>> Start

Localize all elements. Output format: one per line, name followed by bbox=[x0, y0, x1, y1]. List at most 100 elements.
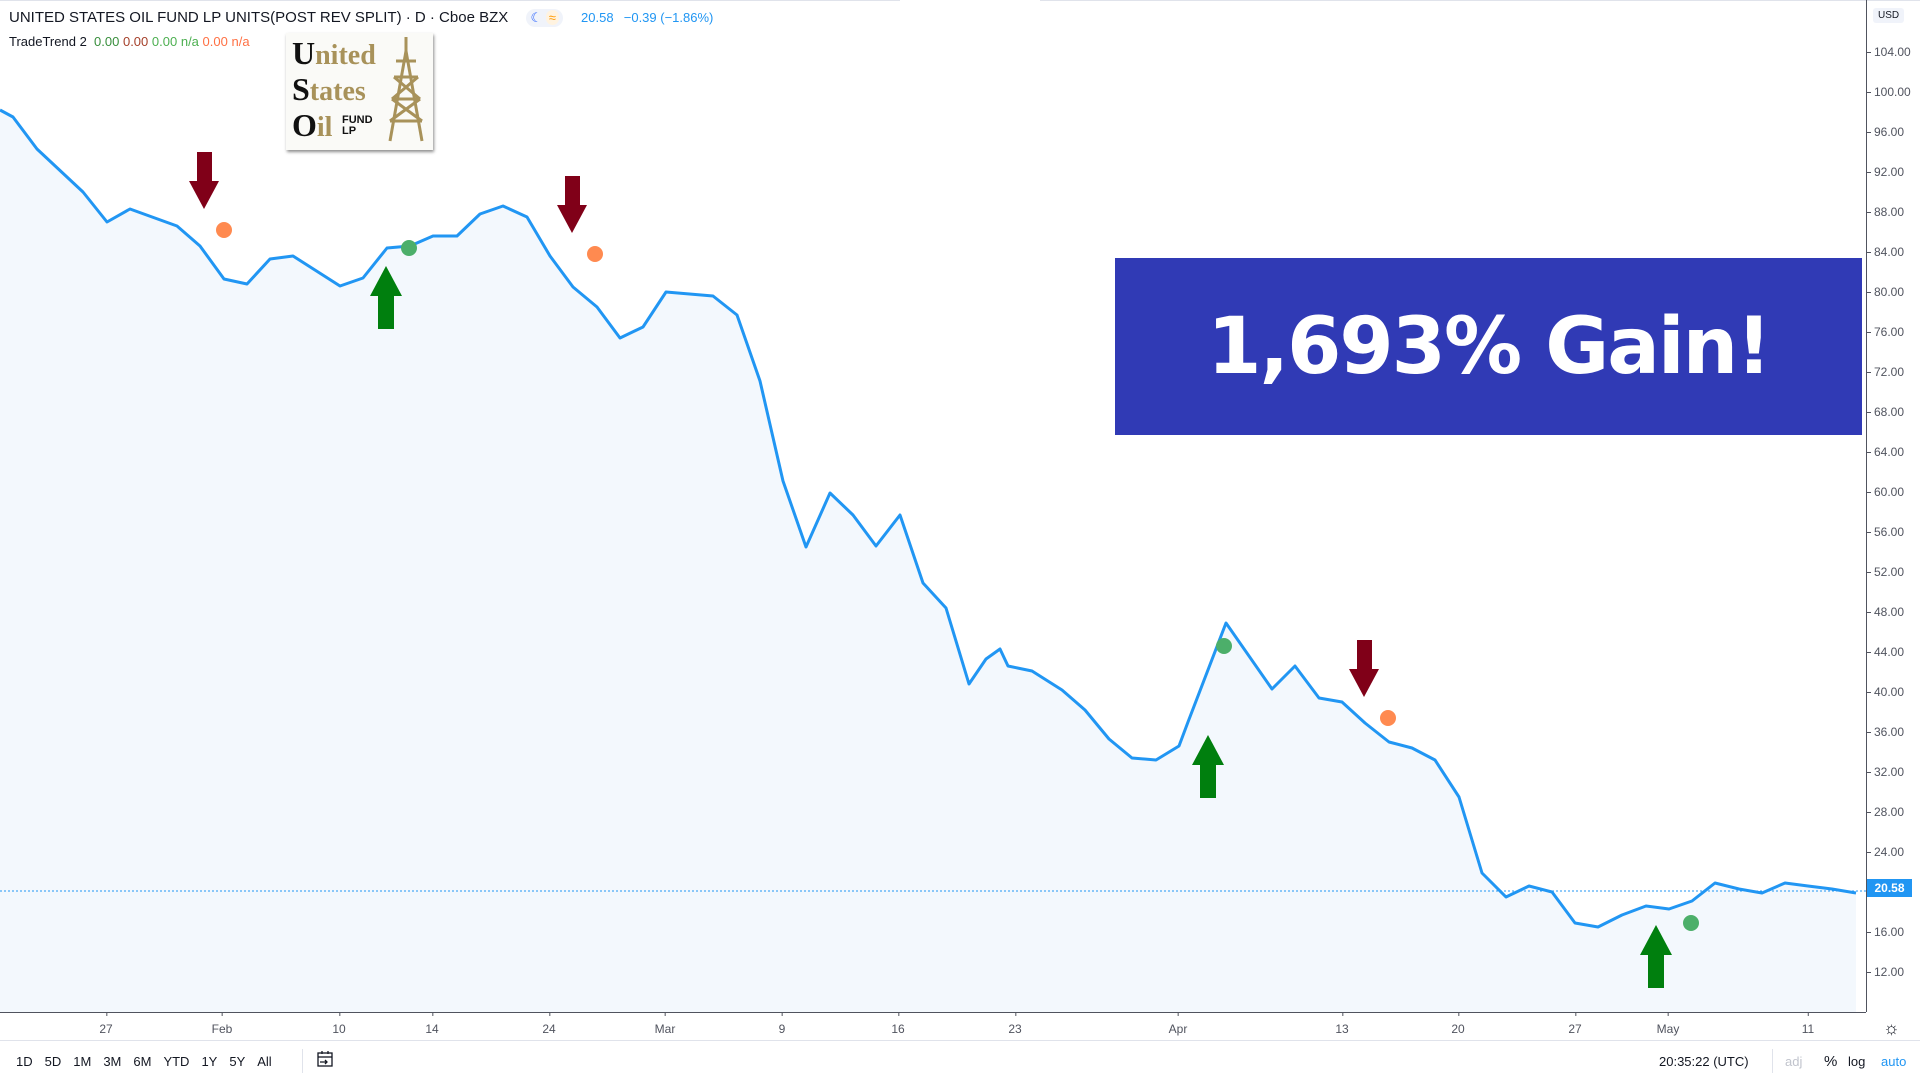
adj-toggle[interactable]: adj bbox=[1785, 1054, 1803, 1069]
indicator-name: TradeTrend 2 bbox=[9, 34, 87, 49]
logo-fund: FUND bbox=[342, 114, 373, 126]
x-tick: 9 bbox=[778, 1012, 786, 1036]
range-all[interactable]: All bbox=[257, 1054, 272, 1069]
area-fill bbox=[0, 110, 1856, 1012]
y-tick: 68.00 bbox=[1865, 405, 1904, 419]
indicator-value: 0.00 bbox=[122, 34, 149, 49]
x-tick: Mar bbox=[654, 1012, 676, 1036]
buy-arrow-icon bbox=[370, 266, 402, 329]
logo-fund-lp: FUND LP bbox=[342, 115, 373, 137]
y-tick: 60.00 bbox=[1865, 485, 1904, 499]
x-tick: 10 bbox=[332, 1012, 346, 1036]
y-tick: 88.00 bbox=[1865, 205, 1904, 219]
x-tick: 20 bbox=[1451, 1012, 1465, 1036]
y-tick: 24.00 bbox=[1865, 845, 1904, 859]
indicator-value: n/a bbox=[231, 34, 250, 49]
y-tick: 80.00 bbox=[1865, 285, 1904, 299]
range-6m[interactable]: 6M bbox=[133, 1054, 152, 1069]
y-tick: 28.00 bbox=[1865, 805, 1904, 819]
delayed-data-icon: ≈ bbox=[545, 10, 559, 25]
percent-toggle[interactable]: % bbox=[1824, 1053, 1838, 1070]
goto-date-icon[interactable] bbox=[316, 1050, 334, 1073]
range-1y[interactable]: 1Y bbox=[201, 1054, 218, 1069]
sell-arrow-icon bbox=[1349, 640, 1379, 697]
logo-letter: U bbox=[292, 35, 316, 71]
range-selector: 1D 5D 1M 3M 6M YTD 1Y 5Y All bbox=[16, 1054, 284, 1069]
indicator-legend[interactable]: TradeTrend 2 0.00 0.00 0.00 n/a 0.00 n/a bbox=[9, 34, 250, 49]
range-3m[interactable]: 3M bbox=[103, 1054, 122, 1069]
sell-signal-dot bbox=[587, 246, 603, 262]
x-tick: 24 bbox=[542, 1012, 556, 1036]
sell-signal-dot bbox=[1380, 710, 1396, 726]
symbol-legend[interactable]: UNITED STATES OIL FUND LP UNITS(POST REV… bbox=[9, 9, 713, 27]
y-tick: 32.00 bbox=[1865, 765, 1904, 779]
sell-arrow-icon bbox=[189, 152, 219, 209]
price-chart[interactable] bbox=[0, 0, 1866, 1012]
price-axis[interactable] bbox=[1866, 0, 1920, 1012]
gain-banner: 1,693% Gain! bbox=[1115, 258, 1862, 435]
indicator-value: 0.00 bbox=[94, 34, 120, 49]
y-tick: 100.00 bbox=[1866, 85, 1911, 99]
currency-label[interactable]: USD bbox=[1873, 8, 1905, 23]
x-tick: 11 bbox=[1801, 1012, 1815, 1036]
chart-settings-icon[interactable]: ☼ bbox=[1883, 1018, 1900, 1038]
buy-arrow-icon bbox=[1192, 735, 1224, 798]
logo-lp: LP bbox=[342, 125, 357, 137]
y-tick: 12.00 bbox=[1865, 965, 1904, 979]
auto-scale-toggle[interactable]: auto bbox=[1881, 1054, 1907, 1069]
y-tick: 52.00 bbox=[1865, 565, 1904, 579]
y-tick: 40.00 bbox=[1865, 685, 1904, 699]
indicator-value: 0.00 bbox=[151, 34, 178, 49]
y-tick: 84.00 bbox=[1865, 245, 1904, 259]
y-tick: 44.00 bbox=[1865, 645, 1904, 659]
price-change: −0.39 (−1.86%) bbox=[623, 10, 714, 25]
top-border bbox=[0, 0, 900, 1]
range-ytd[interactable]: YTD bbox=[163, 1054, 190, 1069]
time-axis[interactable] bbox=[0, 1012, 1866, 1039]
top-border-right bbox=[1040, 0, 1920, 1]
divider bbox=[302, 1049, 303, 1073]
bottom-toolbar: 1D 5D 1M 3M 6M YTD 1Y 5Y All 20:35:22 (UTC) adj … bbox=[0, 1040, 1920, 1081]
market-status-badge[interactable]: ☾ ≈ bbox=[526, 9, 563, 27]
x-tick: 23 bbox=[1008, 1012, 1022, 1036]
y-tick: 92.00 bbox=[1865, 165, 1904, 179]
buy-signal-dot bbox=[1683, 915, 1699, 931]
logo-word: nited bbox=[315, 40, 376, 71]
range-1d[interactable]: 1D bbox=[16, 1054, 33, 1069]
logo-letter: O bbox=[292, 107, 317, 143]
y-tick: 16.00 bbox=[1865, 925, 1904, 939]
y-tick: 104.00 bbox=[1866, 45, 1911, 59]
x-tick: Apr bbox=[1168, 1012, 1188, 1036]
x-tick: 14 bbox=[425, 1012, 439, 1036]
y-tick: 64.00 bbox=[1865, 445, 1904, 459]
x-tick: 13 bbox=[1335, 1012, 1349, 1036]
moon-icon: ☾ bbox=[530, 10, 543, 25]
x-tick: 27 bbox=[99, 1012, 113, 1036]
buy-signal-dot bbox=[1216, 638, 1232, 654]
y-tick: 96.00 bbox=[1865, 125, 1904, 139]
log-toggle[interactable]: log bbox=[1848, 1054, 1866, 1069]
buy-signal-dot bbox=[401, 240, 417, 256]
x-tick: May bbox=[1656, 1012, 1680, 1036]
y-tick: 36.00 bbox=[1865, 725, 1904, 739]
indicator-value: 0.00 bbox=[202, 34, 228, 49]
x-tick: 16 bbox=[891, 1012, 905, 1036]
range-1m[interactable]: 1M bbox=[73, 1054, 92, 1069]
x-tick: 27 bbox=[1568, 1012, 1582, 1036]
utc-clock[interactable]: 20:35:22 (UTC) bbox=[1659, 1054, 1749, 1069]
last-price-label: 20.58 bbox=[1867, 879, 1912, 897]
last-price: 20.58 bbox=[581, 10, 614, 25]
buy-arrow-icon bbox=[1640, 925, 1672, 988]
y-tick: 72.00 bbox=[1865, 365, 1904, 379]
range-5d[interactable]: 5D bbox=[44, 1054, 62, 1069]
range-5y[interactable]: 5Y bbox=[229, 1054, 246, 1069]
sell-signal-dot bbox=[216, 222, 232, 238]
logo-word: tates bbox=[309, 76, 366, 107]
y-tick: 48.00 bbox=[1865, 605, 1904, 619]
divider bbox=[1772, 1049, 1773, 1073]
y-tick: 76.00 bbox=[1865, 325, 1904, 339]
x-tick: Feb bbox=[211, 1012, 233, 1036]
price-line bbox=[0, 108, 1857, 929]
logo-word: il bbox=[316, 112, 333, 143]
symbol-title[interactable]: UNITED STATES OIL FUND LP UNITS(POST REV… bbox=[9, 9, 509, 26]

>> End

In all the records, replace "sell-signal-dot" with "sell-marker" and change nothing else. Leave out the pictures.

Localize all elements. Output format: one per line, name followed by bbox=[x0, y0, x1, y1]. List at most 100 elements.
adj-toggle[interactable]: adj bbox=[1785, 1054, 1803, 1069]
indicator-name: TradeTrend 2 bbox=[9, 34, 87, 49]
logo-fund: FUND bbox=[342, 114, 373, 126]
x-tick: 9 bbox=[778, 1012, 786, 1036]
range-all[interactable]: All bbox=[257, 1054, 272, 1069]
area-fill bbox=[0, 110, 1856, 1012]
y-tick: 68.00 bbox=[1865, 405, 1904, 419]
indicator-value: 0.00 bbox=[122, 34, 149, 49]
x-tick: Mar bbox=[654, 1012, 676, 1036]
buy-arrow-icon bbox=[370, 266, 402, 329]
logo-fund-lp: FUND LP bbox=[342, 115, 373, 137]
y-tick: 60.00 bbox=[1865, 485, 1904, 499]
x-tick: 10 bbox=[332, 1012, 346, 1036]
y-tick: 88.00 bbox=[1865, 205, 1904, 219]
x-tick: 20 bbox=[1451, 1012, 1465, 1036]
y-tick: 24.00 bbox=[1865, 845, 1904, 859]
indicator-value: n/a bbox=[231, 34, 250, 49]
y-tick: 80.00 bbox=[1865, 285, 1904, 299]
range-6m[interactable]: 6M bbox=[133, 1054, 152, 1069]
y-tick: 28.00 bbox=[1865, 805, 1904, 819]
delayed-data-icon: ≈ bbox=[545, 10, 559, 25]
percent-toggle[interactable]: % bbox=[1824, 1053, 1838, 1070]
goto-date-icon[interactable] bbox=[316, 1050, 334, 1073]
range-1y[interactable]: 1Y bbox=[201, 1054, 218, 1069]
sell-arrow-icon bbox=[1349, 640, 1379, 697]
logo-letter: U bbox=[292, 35, 316, 71]
range-selector: 1D 5D 1M 3M 6M YTD 1Y 5Y All bbox=[16, 1054, 284, 1069]
indicator-legend[interactable]: TradeTrend 2 0.00 0.00 0.00 n/a 0.00 n/a bbox=[9, 34, 250, 49]
range-3m[interactable]: 3M bbox=[103, 1054, 122, 1069]
sell-marker bbox=[587, 246, 603, 262]
x-tick: 24 bbox=[542, 1012, 556, 1036]
sell-marker bbox=[1380, 710, 1396, 726]
symbol-legend[interactable]: UNITED STATES OIL FUND LP UNITS(POST REV… bbox=[9, 9, 713, 27]
y-tick: 32.00 bbox=[1865, 765, 1904, 779]
sell-arrow-icon bbox=[189, 152, 219, 209]
price-chart[interactable] bbox=[0, 0, 1866, 1012]
price-axis[interactable] bbox=[1866, 0, 1920, 1012]
gain-banner: 1,693% Gain! bbox=[1115, 258, 1862, 435]
indicator-value: 0.00 bbox=[94, 34, 120, 49]
y-tick: 100.00 bbox=[1866, 85, 1911, 99]
currency-label[interactable]: USD bbox=[1873, 8, 1905, 23]
x-tick: 11 bbox=[1801, 1012, 1815, 1036]
chart-settings-icon[interactable]: ☼ bbox=[1883, 1018, 1900, 1038]
buy-arrow-icon bbox=[1192, 735, 1224, 798]
logo-lp: LP bbox=[342, 125, 357, 137]
y-tick: 12.00 bbox=[1865, 965, 1904, 979]
auto-scale-toggle[interactable]: auto bbox=[1881, 1054, 1907, 1069]
y-tick: 52.00 bbox=[1865, 565, 1904, 579]
y-tick: 40.00 bbox=[1865, 685, 1904, 699]
indicator-value: 0.00 bbox=[151, 34, 178, 49]
y-tick: 84.00 bbox=[1865, 245, 1904, 259]
y-tick: 44.00 bbox=[1865, 645, 1904, 659]
price-change: −0.39 (−1.86%) bbox=[623, 10, 714, 25]
top-border bbox=[0, 0, 900, 1]
range-ytd[interactable]: YTD bbox=[163, 1054, 190, 1069]
time-axis[interactable] bbox=[0, 1012, 1866, 1039]
top-border-right bbox=[1040, 0, 1920, 1]
divider bbox=[302, 1049, 303, 1073]
bottom-toolbar: 1D 5D 1M 3M 6M YTD 1Y 5Y All 20:35:22 (UTC) adj … bbox=[0, 1040, 1920, 1081]
market-status-badge[interactable]: ☾ ≈ bbox=[526, 9, 563, 27]
x-tick: 23 bbox=[1008, 1012, 1022, 1036]
y-tick: 92.00 bbox=[1865, 165, 1904, 179]
buy-signal-dot bbox=[1683, 915, 1699, 931]
logo-word: nited bbox=[315, 40, 376, 71]
range-1d[interactable]: 1D bbox=[16, 1054, 33, 1069]
logo-letter: O bbox=[292, 107, 317, 143]
y-tick: 16.00 bbox=[1865, 925, 1904, 939]
y-tick: 104.00 bbox=[1866, 45, 1911, 59]
x-tick: Apr bbox=[1168, 1012, 1188, 1036]
x-tick: 14 bbox=[425, 1012, 439, 1036]
y-tick: 64.00 bbox=[1865, 445, 1904, 459]
x-tick: 13 bbox=[1335, 1012, 1349, 1036]
moon-icon: ☾ bbox=[530, 10, 543, 25]
x-tick: 27 bbox=[99, 1012, 113, 1036]
buy-signal-dot bbox=[1216, 638, 1232, 654]
y-tick: 96.00 bbox=[1865, 125, 1904, 139]
log-toggle[interactable]: log bbox=[1848, 1054, 1866, 1069]
buy-signal-dot bbox=[401, 240, 417, 256]
x-tick: May bbox=[1656, 1012, 1680, 1036]
y-tick: 36.00 bbox=[1865, 725, 1904, 739]
indicator-value: 0.00 bbox=[202, 34, 228, 49]
x-tick: 16 bbox=[891, 1012, 905, 1036]
range-1m[interactable]: 1M bbox=[73, 1054, 92, 1069]
x-tick: 27 bbox=[1568, 1012, 1582, 1036]
utc-clock[interactable]: 20:35:22 (UTC) bbox=[1659, 1054, 1749, 1069]
last-price-label: 20.58 bbox=[1867, 879, 1912, 897]
last-price: 20.58 bbox=[581, 10, 614, 25]
buy-arrow-icon bbox=[1640, 925, 1672, 988]
y-tick: 72.00 bbox=[1865, 365, 1904, 379]
range-5d[interactable]: 5D bbox=[44, 1054, 62, 1069]
range-5y[interactable]: 5Y bbox=[229, 1054, 246, 1069]
sell-marker bbox=[216, 222, 232, 238]
logo-word: tates bbox=[309, 76, 366, 107]
y-tick: 48.00 bbox=[1865, 605, 1904, 619]
divider bbox=[1772, 1049, 1773, 1073]
y-tick: 76.00 bbox=[1865, 325, 1904, 339]
x-tick: Feb bbox=[211, 1012, 233, 1036]
price-line bbox=[0, 108, 1857, 929]
logo-word: il bbox=[316, 112, 333, 143]
symbol-title[interactable]: UNITED STATES OIL FUND LP UNITS(POST REV… bbox=[9, 9, 509, 26]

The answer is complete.